::: SOURCE MATERIAL :::

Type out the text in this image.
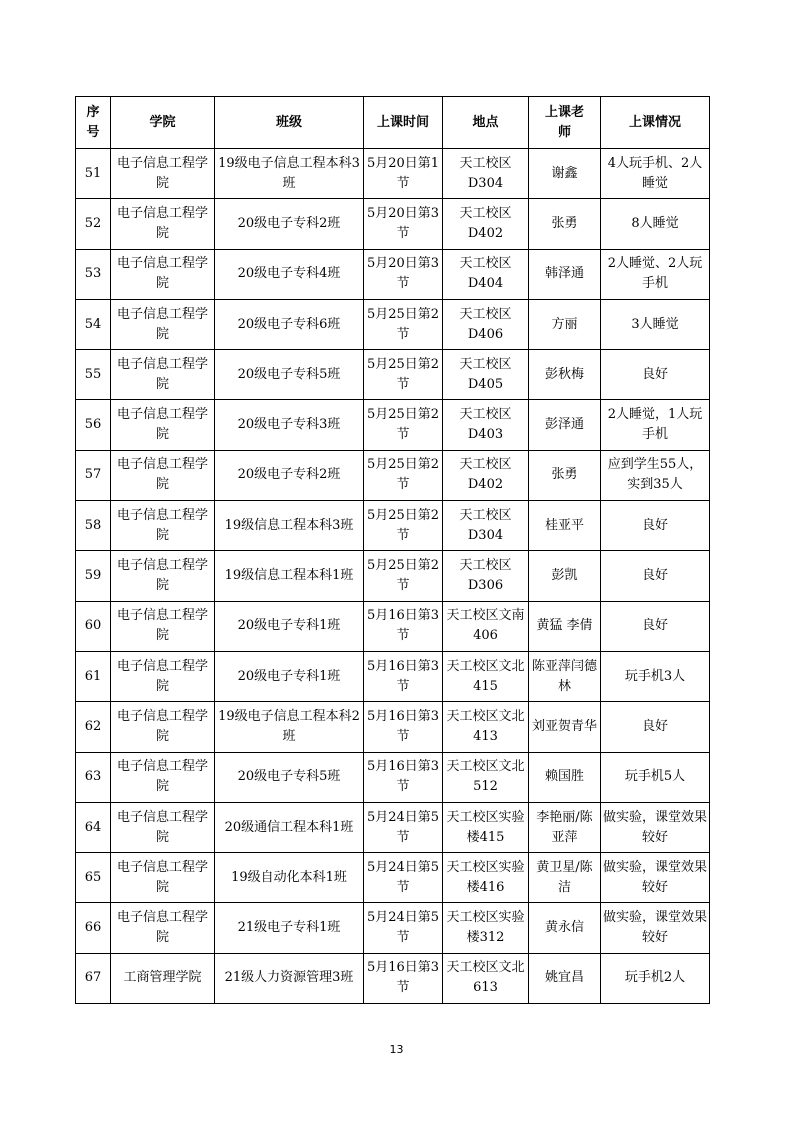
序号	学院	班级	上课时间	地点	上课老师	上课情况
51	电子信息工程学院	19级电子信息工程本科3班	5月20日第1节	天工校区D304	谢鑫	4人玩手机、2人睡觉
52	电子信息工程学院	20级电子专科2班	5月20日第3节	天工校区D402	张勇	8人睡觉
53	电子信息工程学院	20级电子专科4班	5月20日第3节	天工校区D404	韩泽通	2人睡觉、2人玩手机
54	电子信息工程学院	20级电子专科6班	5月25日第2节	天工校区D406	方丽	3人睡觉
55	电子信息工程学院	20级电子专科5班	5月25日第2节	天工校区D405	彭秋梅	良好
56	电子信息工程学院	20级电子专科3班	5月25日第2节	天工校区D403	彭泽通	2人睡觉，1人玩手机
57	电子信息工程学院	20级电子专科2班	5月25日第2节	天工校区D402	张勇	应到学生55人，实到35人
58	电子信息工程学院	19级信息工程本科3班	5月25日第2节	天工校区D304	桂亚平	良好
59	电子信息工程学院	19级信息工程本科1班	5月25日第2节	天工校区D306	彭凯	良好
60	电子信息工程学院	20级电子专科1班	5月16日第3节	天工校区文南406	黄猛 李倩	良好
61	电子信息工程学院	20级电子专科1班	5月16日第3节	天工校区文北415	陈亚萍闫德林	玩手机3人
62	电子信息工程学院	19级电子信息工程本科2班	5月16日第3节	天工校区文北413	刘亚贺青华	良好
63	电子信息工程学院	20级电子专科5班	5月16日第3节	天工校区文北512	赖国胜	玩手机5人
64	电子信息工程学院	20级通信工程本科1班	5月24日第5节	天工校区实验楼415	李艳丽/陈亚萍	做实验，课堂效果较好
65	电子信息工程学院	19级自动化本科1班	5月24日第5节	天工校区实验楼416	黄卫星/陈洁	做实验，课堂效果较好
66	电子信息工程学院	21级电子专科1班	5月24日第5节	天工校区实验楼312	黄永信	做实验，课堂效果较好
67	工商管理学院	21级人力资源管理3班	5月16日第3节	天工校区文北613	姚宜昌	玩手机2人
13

:::

GOAL. All the records above need to be given again word for word. Skip the pictures.

OUTPUT BELOW.
Type out the text in this image.
序号	学院	班级	上课时间	地点	上课老师	上课情况
51	电子信息工程学院	19级电子信息工程本科3班	5月20日第1节	天工校区D304	谢鑫	4人玩手机、2人睡觉
52	电子信息工程学院	20级电子专科2班	5月20日第3节	天工校区D402	张勇	8人睡觉
53	电子信息工程学院	20级电子专科4班	5月20日第3节	天工校区D404	韩泽通	2人睡觉、2人玩手机
54	电子信息工程学院	20级电子专科6班	5月25日第2节	天工校区D406	方丽	3人睡觉
55	电子信息工程学院	20级电子专科5班	5月25日第2节	天工校区D405	彭秋梅	良好
56	电子信息工程学院	20级电子专科3班	5月25日第2节	天工校区D403	彭泽通	2人睡觉，1人玩手机
57	电子信息工程学院	20级电子专科2班	5月25日第2节	天工校区D402	张勇	应到学生55人，实到35人
58	电子信息工程学院	19级信息工程本科3班	5月25日第2节	天工校区D304	桂亚平	良好
59	电子信息工程学院	19级信息工程本科1班	5月25日第2节	天工校区D306	彭凯	良好
60	电子信息工程学院	20级电子专科1班	5月16日第3节	天工校区文南406	黄猛 李倩	良好
61	电子信息工程学院	20级电子专科1班	5月16日第3节	天工校区文北415	陈亚萍闫德林	玩手机3人
62	电子信息工程学院	19级电子信息工程本科2班	5月16日第3节	天工校区文北413	刘亚贺青华	良好
63	电子信息工程学院	20级电子专科5班	5月16日第3节	天工校区文北512	赖国胜	玩手机5人
64	电子信息工程学院	20级通信工程本科1班	5月24日第5节	天工校区实验楼415	李艳丽/陈亚萍	做实验，课堂效果较好
65	电子信息工程学院	19级自动化本科1班	5月24日第5节	天工校区实验楼416	黄卫星/陈洁	做实验，课堂效果较好
66	电子信息工程学院	21级电子专科1班	5月24日第5节	天工校区实验楼312	黄永信	做实验，课堂效果较好
67	工商管理学院	21级人力资源管理3班	5月16日第3节	天工校区文北613	姚宜昌	玩手机2人
13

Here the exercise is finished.